REQUEST:
Output the full listing below exactly, without the pictures.

DATA SECTION:
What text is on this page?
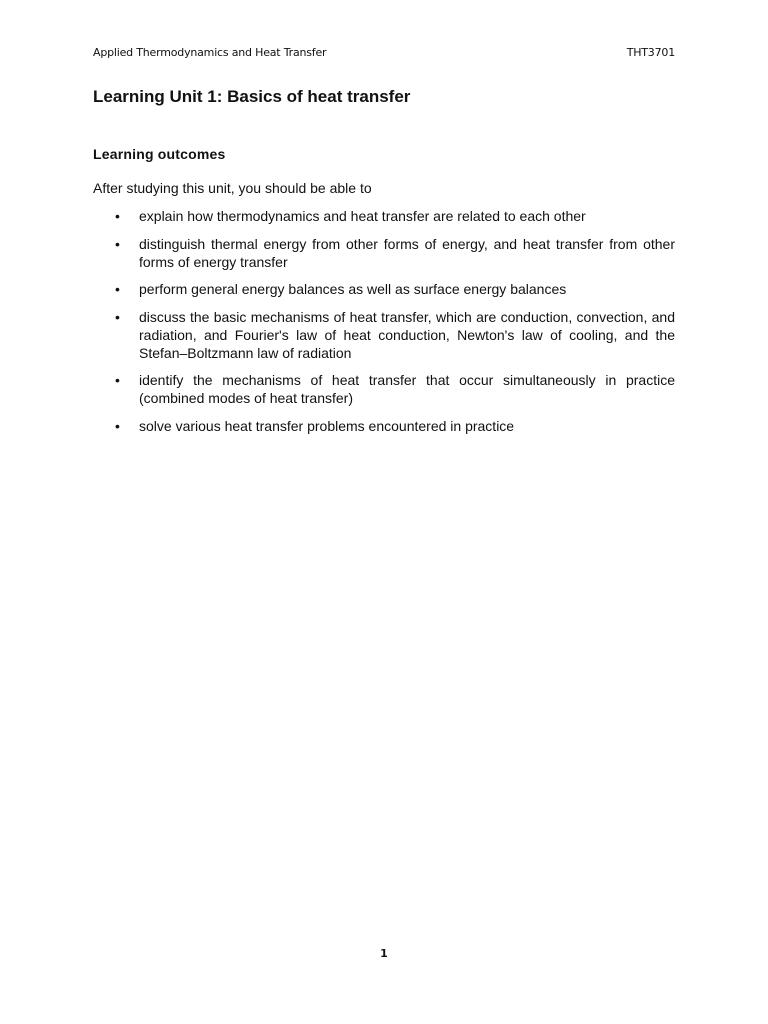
Applied Thermodynamics and Heat Transfer	THT3701
Learning Unit 1: Basics of heat transfer
Learning outcomes

After studying this unit, you should be able to

•	explain how thermodynamics and heat transfer are related to each other
•	distinguish thermal energy from other forms of energy, and heat transfer from other forms of energy transfer
•	perform general energy balances as well as surface energy balances
•	discuss the basic mechanisms of heat transfer, which are conduction, convection, and radiation, and Fourier's law of heat conduction, Newton's law of cooling, and the Stefan–Boltzmann law of radiation
•	identify the mechanisms of heat transfer that occur simultaneously in practice (combined modes of heat transfer)
•	solve various heat transfer problems encountered in practice
1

TASK ANSWER:
What text is on this page?
Applied Thermodynamics and Heat Transfer	THT3701
Learning Unit 1: Basics of heat transfer
Learning outcomes

After studying this unit, you should be able to

•	explain how thermodynamics and heat transfer are related to each other
•	distinguish thermal energy from other forms of energy, and heat transfer from other forms of energy transfer
•	perform general energy balances as well as surface energy balances
•	discuss the basic mechanisms of heat transfer, which are conduction, convection, and radiation, and Fourier's law of heat conduction, Newton's law of cooling, and the Stefan–Boltzmann law of radiation
•	identify the mechanisms of heat transfer that occur simultaneously in practice (combined modes of heat transfer)
•	solve various heat transfer problems encountered in practice
1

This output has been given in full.